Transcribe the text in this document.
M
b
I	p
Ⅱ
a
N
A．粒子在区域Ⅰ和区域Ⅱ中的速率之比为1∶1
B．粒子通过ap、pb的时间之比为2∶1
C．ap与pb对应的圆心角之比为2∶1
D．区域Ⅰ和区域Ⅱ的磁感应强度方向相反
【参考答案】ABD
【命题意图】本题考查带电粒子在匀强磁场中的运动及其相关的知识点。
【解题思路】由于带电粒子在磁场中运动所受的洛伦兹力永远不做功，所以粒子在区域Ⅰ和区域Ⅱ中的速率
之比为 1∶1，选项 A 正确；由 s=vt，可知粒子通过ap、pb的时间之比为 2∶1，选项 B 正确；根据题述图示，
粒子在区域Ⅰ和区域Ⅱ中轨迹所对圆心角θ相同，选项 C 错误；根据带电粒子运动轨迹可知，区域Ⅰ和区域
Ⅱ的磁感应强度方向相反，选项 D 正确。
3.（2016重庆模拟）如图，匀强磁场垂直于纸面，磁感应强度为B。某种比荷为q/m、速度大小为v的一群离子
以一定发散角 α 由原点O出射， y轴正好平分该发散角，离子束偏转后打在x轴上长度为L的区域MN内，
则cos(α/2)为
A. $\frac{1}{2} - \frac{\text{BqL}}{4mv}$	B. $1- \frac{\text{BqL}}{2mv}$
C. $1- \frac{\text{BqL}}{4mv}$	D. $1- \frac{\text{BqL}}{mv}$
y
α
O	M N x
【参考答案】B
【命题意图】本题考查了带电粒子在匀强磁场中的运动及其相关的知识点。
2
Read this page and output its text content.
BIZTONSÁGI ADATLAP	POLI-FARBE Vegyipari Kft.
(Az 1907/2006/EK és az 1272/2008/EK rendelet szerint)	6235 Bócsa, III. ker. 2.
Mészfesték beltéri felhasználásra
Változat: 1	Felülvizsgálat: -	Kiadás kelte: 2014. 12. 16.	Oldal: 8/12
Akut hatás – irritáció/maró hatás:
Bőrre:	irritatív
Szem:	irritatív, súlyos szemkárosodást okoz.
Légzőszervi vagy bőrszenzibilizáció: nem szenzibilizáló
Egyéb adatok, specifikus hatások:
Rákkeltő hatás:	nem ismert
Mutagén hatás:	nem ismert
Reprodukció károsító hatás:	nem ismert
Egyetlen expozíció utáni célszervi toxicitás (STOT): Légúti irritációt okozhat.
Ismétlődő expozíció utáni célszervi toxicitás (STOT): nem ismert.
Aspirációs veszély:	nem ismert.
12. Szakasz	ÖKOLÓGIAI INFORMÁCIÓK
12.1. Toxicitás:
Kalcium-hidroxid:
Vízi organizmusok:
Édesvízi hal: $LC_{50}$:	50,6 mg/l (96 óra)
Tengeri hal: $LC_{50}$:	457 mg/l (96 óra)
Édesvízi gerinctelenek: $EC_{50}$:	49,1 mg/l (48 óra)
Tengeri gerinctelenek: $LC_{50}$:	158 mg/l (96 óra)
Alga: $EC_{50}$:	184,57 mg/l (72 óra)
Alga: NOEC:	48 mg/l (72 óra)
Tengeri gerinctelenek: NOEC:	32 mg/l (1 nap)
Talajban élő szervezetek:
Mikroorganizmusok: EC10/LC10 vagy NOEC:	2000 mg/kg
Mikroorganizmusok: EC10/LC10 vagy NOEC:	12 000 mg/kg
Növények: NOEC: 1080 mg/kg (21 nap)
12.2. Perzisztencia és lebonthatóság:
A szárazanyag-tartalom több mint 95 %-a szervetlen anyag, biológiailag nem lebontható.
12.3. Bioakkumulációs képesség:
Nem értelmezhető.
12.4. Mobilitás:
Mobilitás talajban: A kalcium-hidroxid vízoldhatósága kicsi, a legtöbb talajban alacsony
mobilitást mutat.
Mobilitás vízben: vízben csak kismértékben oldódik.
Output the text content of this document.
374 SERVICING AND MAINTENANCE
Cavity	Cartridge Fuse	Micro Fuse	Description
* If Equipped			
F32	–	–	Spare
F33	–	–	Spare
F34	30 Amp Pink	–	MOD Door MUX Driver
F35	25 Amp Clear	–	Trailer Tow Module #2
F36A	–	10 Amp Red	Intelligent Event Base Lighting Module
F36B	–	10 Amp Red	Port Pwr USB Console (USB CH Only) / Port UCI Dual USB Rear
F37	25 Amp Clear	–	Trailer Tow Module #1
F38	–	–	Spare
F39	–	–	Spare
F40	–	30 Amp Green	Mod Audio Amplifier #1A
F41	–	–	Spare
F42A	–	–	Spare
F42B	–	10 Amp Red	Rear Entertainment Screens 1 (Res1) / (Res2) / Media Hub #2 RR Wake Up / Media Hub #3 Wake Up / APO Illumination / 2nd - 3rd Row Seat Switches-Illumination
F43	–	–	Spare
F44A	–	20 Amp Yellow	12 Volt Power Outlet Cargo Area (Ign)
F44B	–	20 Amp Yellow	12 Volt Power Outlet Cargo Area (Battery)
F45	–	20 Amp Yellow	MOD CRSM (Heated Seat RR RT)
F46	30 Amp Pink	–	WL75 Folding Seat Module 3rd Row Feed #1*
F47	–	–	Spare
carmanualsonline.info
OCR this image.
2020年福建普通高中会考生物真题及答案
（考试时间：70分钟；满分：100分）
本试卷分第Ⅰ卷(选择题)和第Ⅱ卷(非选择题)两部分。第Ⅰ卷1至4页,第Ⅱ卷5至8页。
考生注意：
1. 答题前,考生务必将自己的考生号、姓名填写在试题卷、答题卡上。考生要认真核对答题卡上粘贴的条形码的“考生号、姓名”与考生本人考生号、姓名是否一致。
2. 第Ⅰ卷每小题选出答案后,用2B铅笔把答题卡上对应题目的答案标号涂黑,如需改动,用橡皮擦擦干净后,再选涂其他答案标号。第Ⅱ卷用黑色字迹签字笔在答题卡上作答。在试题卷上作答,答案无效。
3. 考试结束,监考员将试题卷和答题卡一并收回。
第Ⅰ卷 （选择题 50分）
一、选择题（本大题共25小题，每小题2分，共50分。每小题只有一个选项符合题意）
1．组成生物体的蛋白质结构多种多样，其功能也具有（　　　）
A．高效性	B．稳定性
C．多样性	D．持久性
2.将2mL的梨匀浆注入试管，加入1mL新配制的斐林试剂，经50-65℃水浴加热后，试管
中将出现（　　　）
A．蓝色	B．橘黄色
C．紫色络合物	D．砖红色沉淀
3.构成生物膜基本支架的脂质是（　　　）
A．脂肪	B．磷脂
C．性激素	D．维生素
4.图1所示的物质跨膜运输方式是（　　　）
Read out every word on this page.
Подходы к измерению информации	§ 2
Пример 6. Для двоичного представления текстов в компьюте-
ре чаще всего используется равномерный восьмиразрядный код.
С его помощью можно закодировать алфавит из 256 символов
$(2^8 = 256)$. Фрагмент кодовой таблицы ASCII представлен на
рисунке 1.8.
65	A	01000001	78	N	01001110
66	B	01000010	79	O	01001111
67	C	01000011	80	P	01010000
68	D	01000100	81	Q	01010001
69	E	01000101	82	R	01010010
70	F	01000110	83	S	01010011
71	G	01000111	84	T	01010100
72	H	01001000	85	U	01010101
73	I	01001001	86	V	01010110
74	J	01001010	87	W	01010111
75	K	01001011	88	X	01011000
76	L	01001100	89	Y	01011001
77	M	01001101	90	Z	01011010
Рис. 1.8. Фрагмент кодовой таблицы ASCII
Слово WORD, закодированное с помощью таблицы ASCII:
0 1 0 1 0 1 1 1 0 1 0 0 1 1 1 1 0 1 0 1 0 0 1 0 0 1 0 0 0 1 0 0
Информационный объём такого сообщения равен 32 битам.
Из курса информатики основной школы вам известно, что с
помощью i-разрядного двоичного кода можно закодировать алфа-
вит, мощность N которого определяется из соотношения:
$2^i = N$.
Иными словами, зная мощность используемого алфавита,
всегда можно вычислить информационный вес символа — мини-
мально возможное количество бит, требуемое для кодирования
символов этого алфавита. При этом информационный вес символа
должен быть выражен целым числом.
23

========================================

#### Your objective
Starting at the line that contains "Read out every word on this page.", output each remaining line of the listing, the last line included, exactly as it appears.

#### Response to the task
Read out every word on this page.
Подходы к измерению информации	§ 2
Пример 6. Для двоичного представления текстов в компьюте-
ре чаще всего используется равномерный восьмиразрядный код.
С его помощью можно закодировать алфавит из 256 символов
$(2^8 = 256)$. Фрагмент кодовой таблицы ASCII представлен на
рисунке 1.8.
65	A	01000001	78	N	01001110
66	B	01000010	79	O	01001111
67	C	01000011	80	P	01010000
68	D	01000100	81	Q	01010001
69	E	01000101	82	R	01010010
70	F	01000110	83	S	01010011
71	G	01000111	84	T	01010100
72	H	01001000	85	U	01010101
73	I	01001001	86	V	01010110
74	J	01001010	87	W	01010111
75	K	01001011	88	X	01011000
76	L	01001100	89	Y	01011001
77	M	01001101	90	Z	01011010
Рис. 1.8. Фрагмент кодовой таблицы ASCII
Слово WORD, закодированное с помощью таблицы ASCII:
0 1 0 1 0 1 1 1 0 1 0 0 1 1 1 1 0 1 0 1 0 0 1 0 0 1 0 0 0 1 0 0
Информационный объём такого сообщения равен 32 битам.
Из курса информатики основной школы вам известно, что с
помощью i-разрядного двоичного кода можно закодировать алфа-
вит, мощность N которого определяется из соотношения:
$2^i = N$.
Иными словами, зная мощность используемого алфавита,
всегда можно вычислить информационный вес символа — мини-
мально возможное количество бит, требуемое для кодирования
символов этого алфавита. При этом информационный вес символа
должен быть выражен целым числом.
23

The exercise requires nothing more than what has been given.